* DATA FOR THIS TASK:
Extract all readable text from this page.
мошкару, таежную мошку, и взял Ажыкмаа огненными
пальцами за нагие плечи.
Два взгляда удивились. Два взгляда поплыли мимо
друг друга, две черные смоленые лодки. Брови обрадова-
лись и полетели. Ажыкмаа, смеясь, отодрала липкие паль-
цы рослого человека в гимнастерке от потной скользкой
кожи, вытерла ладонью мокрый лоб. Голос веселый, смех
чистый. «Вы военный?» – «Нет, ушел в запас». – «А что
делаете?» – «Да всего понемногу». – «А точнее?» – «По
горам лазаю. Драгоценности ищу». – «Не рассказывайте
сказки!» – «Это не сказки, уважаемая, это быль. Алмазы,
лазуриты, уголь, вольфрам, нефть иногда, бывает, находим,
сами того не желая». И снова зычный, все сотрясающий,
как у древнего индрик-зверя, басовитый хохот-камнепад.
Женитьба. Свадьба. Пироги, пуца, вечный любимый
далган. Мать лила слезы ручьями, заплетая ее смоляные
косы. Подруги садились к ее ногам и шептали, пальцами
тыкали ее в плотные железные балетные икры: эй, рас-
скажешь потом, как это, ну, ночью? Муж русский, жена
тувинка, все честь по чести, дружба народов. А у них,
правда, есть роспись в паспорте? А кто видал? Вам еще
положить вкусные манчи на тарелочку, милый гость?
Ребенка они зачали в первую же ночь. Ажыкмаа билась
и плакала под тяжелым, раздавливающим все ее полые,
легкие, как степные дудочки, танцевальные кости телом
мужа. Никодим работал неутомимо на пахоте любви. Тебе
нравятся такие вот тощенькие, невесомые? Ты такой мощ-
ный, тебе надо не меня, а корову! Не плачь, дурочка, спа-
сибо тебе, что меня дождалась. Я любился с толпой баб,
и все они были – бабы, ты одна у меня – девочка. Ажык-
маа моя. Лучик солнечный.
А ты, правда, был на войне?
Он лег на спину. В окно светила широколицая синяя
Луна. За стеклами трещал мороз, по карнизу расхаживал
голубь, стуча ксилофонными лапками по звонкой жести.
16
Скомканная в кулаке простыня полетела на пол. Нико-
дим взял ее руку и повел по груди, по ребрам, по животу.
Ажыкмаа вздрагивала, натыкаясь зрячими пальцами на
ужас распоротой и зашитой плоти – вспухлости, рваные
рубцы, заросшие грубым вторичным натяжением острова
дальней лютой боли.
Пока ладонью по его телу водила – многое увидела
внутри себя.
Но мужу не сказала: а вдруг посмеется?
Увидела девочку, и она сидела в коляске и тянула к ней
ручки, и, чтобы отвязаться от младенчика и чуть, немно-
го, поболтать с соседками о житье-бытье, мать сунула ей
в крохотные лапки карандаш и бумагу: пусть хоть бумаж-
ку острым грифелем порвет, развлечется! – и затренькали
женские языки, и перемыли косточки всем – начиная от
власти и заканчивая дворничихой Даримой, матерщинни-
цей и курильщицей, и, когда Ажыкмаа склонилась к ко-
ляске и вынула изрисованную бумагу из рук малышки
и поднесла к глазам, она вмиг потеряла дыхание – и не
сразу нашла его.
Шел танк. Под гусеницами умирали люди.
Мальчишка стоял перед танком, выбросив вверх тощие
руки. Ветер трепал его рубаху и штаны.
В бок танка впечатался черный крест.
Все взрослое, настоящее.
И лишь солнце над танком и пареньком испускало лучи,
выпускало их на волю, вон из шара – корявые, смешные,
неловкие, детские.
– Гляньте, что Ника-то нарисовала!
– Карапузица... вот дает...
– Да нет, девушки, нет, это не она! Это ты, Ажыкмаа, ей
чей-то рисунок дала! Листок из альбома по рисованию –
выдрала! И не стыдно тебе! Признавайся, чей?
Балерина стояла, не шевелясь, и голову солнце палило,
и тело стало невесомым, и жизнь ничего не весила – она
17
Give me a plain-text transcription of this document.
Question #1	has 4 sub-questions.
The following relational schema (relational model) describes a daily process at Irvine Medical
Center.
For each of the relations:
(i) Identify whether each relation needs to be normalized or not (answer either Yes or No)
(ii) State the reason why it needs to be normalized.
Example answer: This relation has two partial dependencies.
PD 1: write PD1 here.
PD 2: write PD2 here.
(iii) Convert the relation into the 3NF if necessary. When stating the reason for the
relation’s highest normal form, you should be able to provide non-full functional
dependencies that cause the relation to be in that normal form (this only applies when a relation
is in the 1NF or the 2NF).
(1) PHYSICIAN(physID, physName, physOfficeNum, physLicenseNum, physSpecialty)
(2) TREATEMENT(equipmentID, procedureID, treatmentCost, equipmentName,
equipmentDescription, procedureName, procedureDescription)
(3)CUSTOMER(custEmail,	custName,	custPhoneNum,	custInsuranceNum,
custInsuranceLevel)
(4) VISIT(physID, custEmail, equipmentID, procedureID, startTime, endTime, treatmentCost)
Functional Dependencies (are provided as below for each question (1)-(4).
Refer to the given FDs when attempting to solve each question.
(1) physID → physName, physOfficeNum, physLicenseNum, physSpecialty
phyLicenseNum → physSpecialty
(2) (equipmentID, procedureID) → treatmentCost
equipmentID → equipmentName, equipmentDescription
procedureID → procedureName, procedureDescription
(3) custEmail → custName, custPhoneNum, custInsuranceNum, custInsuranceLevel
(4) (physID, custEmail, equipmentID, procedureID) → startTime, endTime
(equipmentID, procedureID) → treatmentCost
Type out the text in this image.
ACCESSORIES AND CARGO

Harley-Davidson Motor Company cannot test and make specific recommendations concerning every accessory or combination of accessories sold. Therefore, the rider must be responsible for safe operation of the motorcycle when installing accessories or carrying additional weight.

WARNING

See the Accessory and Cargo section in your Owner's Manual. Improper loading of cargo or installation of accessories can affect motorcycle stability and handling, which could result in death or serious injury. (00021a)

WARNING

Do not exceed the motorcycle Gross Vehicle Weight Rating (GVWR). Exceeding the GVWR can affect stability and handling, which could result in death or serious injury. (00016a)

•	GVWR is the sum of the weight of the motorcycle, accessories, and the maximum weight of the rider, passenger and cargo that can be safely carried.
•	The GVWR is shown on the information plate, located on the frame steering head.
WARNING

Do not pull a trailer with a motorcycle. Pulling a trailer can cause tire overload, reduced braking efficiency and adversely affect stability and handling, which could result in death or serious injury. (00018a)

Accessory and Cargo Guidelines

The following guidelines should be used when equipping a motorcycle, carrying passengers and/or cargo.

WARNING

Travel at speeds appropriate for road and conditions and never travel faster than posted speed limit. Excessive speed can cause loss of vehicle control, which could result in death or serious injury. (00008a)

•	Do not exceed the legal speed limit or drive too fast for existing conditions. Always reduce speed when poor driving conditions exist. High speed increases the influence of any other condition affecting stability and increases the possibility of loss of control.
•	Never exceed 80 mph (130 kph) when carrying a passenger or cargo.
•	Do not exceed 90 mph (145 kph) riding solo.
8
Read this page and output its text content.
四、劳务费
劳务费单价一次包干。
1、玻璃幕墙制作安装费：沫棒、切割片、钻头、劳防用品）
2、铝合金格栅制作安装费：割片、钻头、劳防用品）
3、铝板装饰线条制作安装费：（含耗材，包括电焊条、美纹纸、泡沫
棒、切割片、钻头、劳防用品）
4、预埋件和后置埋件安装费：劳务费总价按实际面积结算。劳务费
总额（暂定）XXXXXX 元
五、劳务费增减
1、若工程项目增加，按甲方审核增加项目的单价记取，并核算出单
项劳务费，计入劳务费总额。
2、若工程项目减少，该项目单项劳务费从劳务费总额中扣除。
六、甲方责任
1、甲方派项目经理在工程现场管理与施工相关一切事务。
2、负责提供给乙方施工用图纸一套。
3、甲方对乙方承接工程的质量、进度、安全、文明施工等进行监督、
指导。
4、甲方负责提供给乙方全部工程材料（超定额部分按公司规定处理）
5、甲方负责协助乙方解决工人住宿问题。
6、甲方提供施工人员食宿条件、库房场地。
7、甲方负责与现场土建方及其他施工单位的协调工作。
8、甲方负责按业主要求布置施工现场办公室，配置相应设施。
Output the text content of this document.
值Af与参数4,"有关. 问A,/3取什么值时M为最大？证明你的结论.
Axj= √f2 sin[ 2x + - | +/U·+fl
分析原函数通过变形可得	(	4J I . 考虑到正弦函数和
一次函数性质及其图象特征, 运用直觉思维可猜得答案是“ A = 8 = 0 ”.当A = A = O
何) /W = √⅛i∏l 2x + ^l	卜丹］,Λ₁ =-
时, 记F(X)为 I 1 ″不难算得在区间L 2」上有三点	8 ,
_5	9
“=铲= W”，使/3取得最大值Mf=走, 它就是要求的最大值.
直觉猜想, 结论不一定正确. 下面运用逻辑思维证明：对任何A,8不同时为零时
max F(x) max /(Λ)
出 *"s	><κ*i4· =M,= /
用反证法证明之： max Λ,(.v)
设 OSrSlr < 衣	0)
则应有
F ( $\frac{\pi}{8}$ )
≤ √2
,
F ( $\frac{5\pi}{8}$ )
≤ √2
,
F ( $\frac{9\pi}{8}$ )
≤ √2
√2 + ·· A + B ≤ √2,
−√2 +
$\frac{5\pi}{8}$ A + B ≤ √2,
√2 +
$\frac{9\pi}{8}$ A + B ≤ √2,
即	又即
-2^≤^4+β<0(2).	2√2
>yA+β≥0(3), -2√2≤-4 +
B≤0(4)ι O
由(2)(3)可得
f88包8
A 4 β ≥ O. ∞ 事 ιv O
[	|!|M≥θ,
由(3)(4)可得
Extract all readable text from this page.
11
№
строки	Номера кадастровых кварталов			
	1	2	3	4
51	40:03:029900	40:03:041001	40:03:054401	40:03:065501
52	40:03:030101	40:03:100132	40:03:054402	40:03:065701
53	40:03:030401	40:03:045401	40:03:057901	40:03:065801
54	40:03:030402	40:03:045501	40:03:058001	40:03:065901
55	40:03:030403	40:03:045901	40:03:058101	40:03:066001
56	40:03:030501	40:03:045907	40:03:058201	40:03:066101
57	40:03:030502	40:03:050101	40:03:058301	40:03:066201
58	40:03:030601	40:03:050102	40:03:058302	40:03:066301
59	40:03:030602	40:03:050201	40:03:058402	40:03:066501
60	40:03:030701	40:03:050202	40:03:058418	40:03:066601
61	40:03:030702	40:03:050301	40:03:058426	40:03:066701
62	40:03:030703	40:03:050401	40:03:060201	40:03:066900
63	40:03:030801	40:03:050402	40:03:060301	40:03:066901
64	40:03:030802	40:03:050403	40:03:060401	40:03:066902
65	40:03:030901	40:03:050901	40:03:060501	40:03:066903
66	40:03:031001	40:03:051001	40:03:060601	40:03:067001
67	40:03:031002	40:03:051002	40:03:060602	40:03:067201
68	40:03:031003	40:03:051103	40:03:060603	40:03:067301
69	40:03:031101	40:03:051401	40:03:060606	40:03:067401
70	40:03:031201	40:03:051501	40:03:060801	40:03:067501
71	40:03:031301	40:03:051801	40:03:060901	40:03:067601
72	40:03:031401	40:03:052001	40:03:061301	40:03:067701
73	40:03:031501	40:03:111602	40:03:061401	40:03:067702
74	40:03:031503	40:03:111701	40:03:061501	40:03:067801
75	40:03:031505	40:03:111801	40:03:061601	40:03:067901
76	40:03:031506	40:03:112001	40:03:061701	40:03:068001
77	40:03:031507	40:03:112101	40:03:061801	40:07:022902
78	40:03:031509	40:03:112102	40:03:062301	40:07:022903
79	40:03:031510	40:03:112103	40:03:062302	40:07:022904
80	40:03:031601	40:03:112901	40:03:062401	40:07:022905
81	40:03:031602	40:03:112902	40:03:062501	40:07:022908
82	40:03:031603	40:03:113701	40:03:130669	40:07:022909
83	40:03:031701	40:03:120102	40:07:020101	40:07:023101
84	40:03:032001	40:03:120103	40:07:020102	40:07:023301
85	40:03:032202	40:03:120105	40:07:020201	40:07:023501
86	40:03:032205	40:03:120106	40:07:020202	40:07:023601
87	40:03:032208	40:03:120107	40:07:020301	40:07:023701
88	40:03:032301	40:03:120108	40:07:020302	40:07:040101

* EXERCISE OBJECTIVE: List the lines of the records where "text" occurs.

* REPLY TO THE TASK:
Extract all readable text from this page.
Give me a plain-text transcription of this document.
Type out the text in this image.
Read this page and output its text content.
Output the text content of this document.
Extract all readable text from this page.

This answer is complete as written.